(Extracted data entries)
>>>>
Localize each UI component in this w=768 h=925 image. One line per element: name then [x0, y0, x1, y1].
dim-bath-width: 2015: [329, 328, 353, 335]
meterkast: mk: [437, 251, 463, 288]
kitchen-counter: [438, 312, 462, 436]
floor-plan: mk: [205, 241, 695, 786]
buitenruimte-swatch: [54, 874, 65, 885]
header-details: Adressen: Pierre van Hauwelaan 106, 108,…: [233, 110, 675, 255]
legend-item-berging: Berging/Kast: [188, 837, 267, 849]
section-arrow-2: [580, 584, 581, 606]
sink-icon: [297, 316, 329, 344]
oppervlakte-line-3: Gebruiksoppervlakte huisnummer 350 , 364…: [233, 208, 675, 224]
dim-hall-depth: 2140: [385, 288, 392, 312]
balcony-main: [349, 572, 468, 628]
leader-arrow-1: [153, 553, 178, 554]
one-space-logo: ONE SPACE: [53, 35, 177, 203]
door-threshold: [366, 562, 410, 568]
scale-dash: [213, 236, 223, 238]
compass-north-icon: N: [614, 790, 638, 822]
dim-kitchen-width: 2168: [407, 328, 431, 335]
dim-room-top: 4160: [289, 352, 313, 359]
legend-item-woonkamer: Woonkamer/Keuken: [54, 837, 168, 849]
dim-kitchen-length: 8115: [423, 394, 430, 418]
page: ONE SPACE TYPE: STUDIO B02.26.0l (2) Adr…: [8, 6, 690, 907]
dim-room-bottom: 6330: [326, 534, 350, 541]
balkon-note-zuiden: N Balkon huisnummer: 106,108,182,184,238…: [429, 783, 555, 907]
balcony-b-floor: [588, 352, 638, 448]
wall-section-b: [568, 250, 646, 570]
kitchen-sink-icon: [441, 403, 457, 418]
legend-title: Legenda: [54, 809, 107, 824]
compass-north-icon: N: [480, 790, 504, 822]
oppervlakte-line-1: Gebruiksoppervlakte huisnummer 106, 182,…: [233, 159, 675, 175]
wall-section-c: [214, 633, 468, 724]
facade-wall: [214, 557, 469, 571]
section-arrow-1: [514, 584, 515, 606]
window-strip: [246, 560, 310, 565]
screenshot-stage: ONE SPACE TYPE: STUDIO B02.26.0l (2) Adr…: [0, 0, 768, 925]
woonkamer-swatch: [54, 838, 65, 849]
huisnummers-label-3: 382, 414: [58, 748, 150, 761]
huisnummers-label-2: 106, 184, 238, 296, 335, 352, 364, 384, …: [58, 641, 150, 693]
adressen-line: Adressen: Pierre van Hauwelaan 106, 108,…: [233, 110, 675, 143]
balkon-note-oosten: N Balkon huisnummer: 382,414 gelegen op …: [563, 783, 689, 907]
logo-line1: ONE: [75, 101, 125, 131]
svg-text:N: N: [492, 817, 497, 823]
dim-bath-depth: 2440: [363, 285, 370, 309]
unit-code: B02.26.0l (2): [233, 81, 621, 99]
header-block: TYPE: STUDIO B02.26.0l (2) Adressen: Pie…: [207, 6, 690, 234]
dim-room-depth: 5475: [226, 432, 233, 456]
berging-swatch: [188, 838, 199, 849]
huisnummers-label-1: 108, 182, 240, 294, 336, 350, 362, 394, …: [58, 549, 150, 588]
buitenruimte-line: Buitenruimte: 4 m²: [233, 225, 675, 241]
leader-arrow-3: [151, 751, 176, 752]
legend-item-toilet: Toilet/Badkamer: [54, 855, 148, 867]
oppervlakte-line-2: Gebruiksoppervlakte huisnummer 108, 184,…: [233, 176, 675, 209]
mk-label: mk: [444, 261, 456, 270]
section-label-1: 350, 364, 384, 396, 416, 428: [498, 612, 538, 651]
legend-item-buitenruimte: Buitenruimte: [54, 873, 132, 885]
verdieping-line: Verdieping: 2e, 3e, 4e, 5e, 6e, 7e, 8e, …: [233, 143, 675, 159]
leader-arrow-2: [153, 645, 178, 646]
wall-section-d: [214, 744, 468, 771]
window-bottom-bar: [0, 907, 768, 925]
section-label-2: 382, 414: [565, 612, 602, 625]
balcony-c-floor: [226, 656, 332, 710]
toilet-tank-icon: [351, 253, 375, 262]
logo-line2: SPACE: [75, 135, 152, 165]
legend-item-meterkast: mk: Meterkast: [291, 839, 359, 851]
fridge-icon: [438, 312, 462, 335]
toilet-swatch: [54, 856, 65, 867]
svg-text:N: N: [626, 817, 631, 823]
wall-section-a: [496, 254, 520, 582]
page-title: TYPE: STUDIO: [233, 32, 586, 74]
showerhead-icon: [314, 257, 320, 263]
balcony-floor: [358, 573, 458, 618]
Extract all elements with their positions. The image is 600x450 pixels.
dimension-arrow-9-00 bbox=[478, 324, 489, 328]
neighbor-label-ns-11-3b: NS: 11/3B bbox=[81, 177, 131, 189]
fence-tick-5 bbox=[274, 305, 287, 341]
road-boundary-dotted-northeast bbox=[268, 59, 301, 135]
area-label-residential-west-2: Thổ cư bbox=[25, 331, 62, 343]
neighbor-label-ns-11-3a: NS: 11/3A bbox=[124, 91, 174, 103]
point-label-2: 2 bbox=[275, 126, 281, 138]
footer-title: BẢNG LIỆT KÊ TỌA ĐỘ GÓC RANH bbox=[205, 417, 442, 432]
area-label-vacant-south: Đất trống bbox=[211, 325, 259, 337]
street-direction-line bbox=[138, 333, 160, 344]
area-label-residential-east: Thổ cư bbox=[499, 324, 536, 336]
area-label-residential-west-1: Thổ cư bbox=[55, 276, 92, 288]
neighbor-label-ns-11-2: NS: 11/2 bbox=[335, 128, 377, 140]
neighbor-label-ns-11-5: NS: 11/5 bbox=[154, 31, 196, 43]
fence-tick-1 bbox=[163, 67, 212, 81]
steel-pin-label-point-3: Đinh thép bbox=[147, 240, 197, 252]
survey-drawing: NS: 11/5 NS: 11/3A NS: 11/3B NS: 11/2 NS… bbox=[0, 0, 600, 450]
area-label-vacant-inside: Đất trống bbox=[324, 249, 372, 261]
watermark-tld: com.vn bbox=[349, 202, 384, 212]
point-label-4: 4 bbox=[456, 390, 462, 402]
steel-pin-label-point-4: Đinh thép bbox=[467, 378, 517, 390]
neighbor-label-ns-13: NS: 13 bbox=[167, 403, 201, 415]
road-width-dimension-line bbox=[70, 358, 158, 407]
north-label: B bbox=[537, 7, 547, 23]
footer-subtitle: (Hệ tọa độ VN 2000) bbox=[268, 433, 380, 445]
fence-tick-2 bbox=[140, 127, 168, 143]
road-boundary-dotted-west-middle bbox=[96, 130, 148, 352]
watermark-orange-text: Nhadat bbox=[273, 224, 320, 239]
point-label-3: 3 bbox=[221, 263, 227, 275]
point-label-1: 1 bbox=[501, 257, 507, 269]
<<<<
**What is needed**
Format all of the records above as a numbered list, one record per item, and leave out any blank lines.

**Exercise answer**
1. Localize each UI component in this w=768 h=925 image. One line per element: name then [x0, y0, x1, y1].
2. dim-bath-width: 2015: [329, 328, 353, 335]
3. meterkast: mk: [437, 251, 463, 288]
4. kitchen-counter: [438, 312, 462, 436]
5. floor-plan: mk: [205, 241, 695, 786]
6. buitenruimte-swatch: [54, 874, 65, 885]
7. header-details: Adressen: Pierre van Hauwelaan 106, 108,…: [233, 110, 675, 255]
8. legend-item-berging: Berging/Kast: [188, 837, 267, 849]
9. section-arrow-2: [580, 584, 581, 606]
10. sink-icon: [297, 316, 329, 344]
11. oppervlakte-line-3: Gebruiksoppervlakte huisnummer 350 , 364…: [233, 208, 675, 224]
12. dim-hall-depth: 2140: [385, 288, 392, 312]
13. balcony-main: [349, 572, 468, 628]
14. leader-arrow-1: [153, 553, 178, 554]
15. one-space-logo: ONE SPACE: [53, 35, 177, 203]
16. door-threshold: [366, 562, 410, 568]
17. scale-dash: [213, 236, 223, 238]
18. compass-north-icon: N: [614, 790, 638, 822]
19. dim-kitchen-width: 2168: [407, 328, 431, 335]
20. dim-room-top: 4160: [289, 352, 313, 359]
21. legend-item-woonkamer: Woonkamer/Keuken: [54, 837, 168, 849]
22. dim-kitchen-length: 8115: [423, 394, 430, 418]
23. page: ONE SPACE TYPE: STUDIO B02.26.0l (2) Adr…: [8, 6, 690, 907]
24. dim-room-bottom: 6330: [326, 534, 350, 541]
25. balkon-note-zuiden: N Balkon huisnummer: 106,108,182,184,238…: [429, 783, 555, 907]
26. balcony-b-floor: [588, 352, 638, 448]
27. wall-section-b: [568, 250, 646, 570]
28. kitchen-sink-icon: [441, 403, 457, 418]
29. legend-title: Legenda: [54, 809, 107, 824]
30. compass-north-icon: N: [480, 790, 504, 822]
31. oppervlakte-line-1: Gebruiksoppervlakte huisnummer 106, 182,…: [233, 159, 675, 175]
32. wall-section-c: [214, 633, 468, 724]
33. facade-wall: [214, 557, 469, 571]
34. section-arrow-1: [514, 584, 515, 606]
35. window-strip: [246, 560, 310, 565]
36. screenshot-stage: ONE SPACE TYPE: STUDIO B02.26.0l (2) Adr…: [0, 0, 768, 925]
37. woonkamer-swatch: [54, 838, 65, 849]
38. huisnummers-label-3: 382, 414: [58, 748, 150, 761]
39. huisnummers-label-2: 106, 184, 238, 296, 335, 352, 364, 384, …: [58, 641, 150, 693]
40. adressen-line: Adressen: Pierre van Hauwelaan 106, 108,…: [233, 110, 675, 143]
41. balkon-note-oosten: N Balkon huisnummer: 382,414 gelegen op …: [563, 783, 689, 907]
42. logo-line1: ONE: [75, 101, 125, 131]
43. svg-text:N: N: [492, 817, 497, 823]
44. dim-bath-depth: 2440: [363, 285, 370, 309]
45. unit-code: B02.26.0l (2): [233, 81, 621, 99]
46. header-block: TYPE: STUDIO B02.26.0l (2) Adressen: Pie…: [207, 6, 690, 234]
47. dim-room-depth: 5475: [226, 432, 233, 456]
48. berging-swatch: [188, 838, 199, 849]
49. huisnummers-label-1: 108, 182, 240, 294, 336, 350, 362, 394, …: [58, 549, 150, 588]
50. buitenruimte-line: Buitenruimte: 4 m²: [233, 225, 675, 241]
51. leader-arrow-3: [151, 751, 176, 752]
52. legend-item-toilet: Toilet/Badkamer: [54, 855, 148, 867]
53. oppervlakte-line-2: Gebruiksoppervlakte huisnummer 108, 184,…: [233, 176, 675, 209]
54. mk-label: mk: [444, 261, 456, 270]
55. section-label-1: 350, 364, 384, 396, 416, 428: [498, 612, 538, 651]
56. legend-item-buitenruimte: Buitenruimte: [54, 873, 132, 885]
57. verdieping-line: Verdieping: 2e, 3e, 4e, 5e, 6e, 7e, 8e, …: [233, 143, 675, 159]
58. leader-arrow-2: [153, 645, 178, 646]
59. wall-section-d: [214, 744, 468, 771]
60. window-bottom-bar: [0, 907, 768, 925]
61. section-label-2: 382, 414: [565, 612, 602, 625]
62. balcony-c-floor: [226, 656, 332, 710]
63. toilet-tank-icon: [351, 253, 375, 262]
64. logo-line2: SPACE: [75, 135, 152, 165]
65. legend-item-meterkast: mk: Meterkast: [291, 839, 359, 851]
66. fridge-icon: [438, 312, 462, 335]
67. toilet-swatch: [54, 856, 65, 867]
68. svg-text:N: N: [626, 817, 631, 823]
69. wall-section-a: [496, 254, 520, 582]
70. page-title: TYPE: STUDIO: [233, 32, 586, 74]
71. showerhead-icon: [314, 257, 320, 263]
72. balcony-floor: [358, 573, 458, 618]
73. Extract all elements with their positions. The image is 600x450 pixels.
74. dimension-arrow-9-00 bbox=[478, 324, 489, 328]
75. neighbor-label-ns-11-3b: NS: 11/3B bbox=[81, 177, 131, 189]
76. fence-tick-5 bbox=[274, 305, 287, 341]
77. road-boundary-dotted-northeast bbox=[268, 59, 301, 135]
78. area-label-residential-west-2: Thổ cư bbox=[25, 331, 62, 343]
79. neighbor-label-ns-11-3a: NS: 11/3A bbox=[124, 91, 174, 103]
80. point-label-2: 2 bbox=[275, 126, 281, 138]
81. footer-title: BẢNG LIỆT KÊ TỌA ĐỘ GÓC RANH bbox=[205, 417, 442, 432]
82. area-label-vacant-south: Đất trống bbox=[211, 325, 259, 337]
83. street-direction-line bbox=[138, 333, 160, 344]
84. area-label-residential-east: Thổ cư bbox=[499, 324, 536, 336]
85. area-label-residential-west-1: Thổ cư bbox=[55, 276, 92, 288]
86. neighbor-label-ns-11-2: NS: 11/2 bbox=[335, 128, 377, 140]
87. neighbor-label-ns-11-5: NS: 11/5 bbox=[154, 31, 196, 43]
88. fence-tick-1 bbox=[163, 67, 212, 81]
89. steel-pin-label-point-3: Đinh thép bbox=[147, 240, 197, 252]
90. survey-drawing: NS: 11/5 NS: 11/3A NS: 11/3B NS: 11/2 NS… bbox=[0, 0, 600, 450]
91. area-label-vacant-inside: Đất trống bbox=[324, 249, 372, 261]
92. watermark-tld: com.vn bbox=[349, 202, 384, 212]
93. point-label-4: 4 bbox=[456, 390, 462, 402]
94. steel-pin-label-point-4: Đinh thép bbox=[467, 378, 517, 390]
95. neighbor-label-ns-13: NS: 13 bbox=[167, 403, 201, 415]
96. road-width-dimension-line bbox=[70, 358, 158, 407]
97. north-label: B bbox=[537, 7, 547, 23]
98. footer-subtitle: (Hệ tọa độ VN 2000) bbox=[268, 433, 380, 445]
99. fence-tick-2 bbox=[140, 127, 168, 143]
100. road-boundary-dotted-west-middle bbox=[96, 130, 148, 352]
101. watermark-orange-text: Nhadat bbox=[273, 224, 320, 239]
102. point-label-3: 3 bbox=[221, 263, 227, 275]
103. point-label-1: 1 bbox=[501, 257, 507, 269]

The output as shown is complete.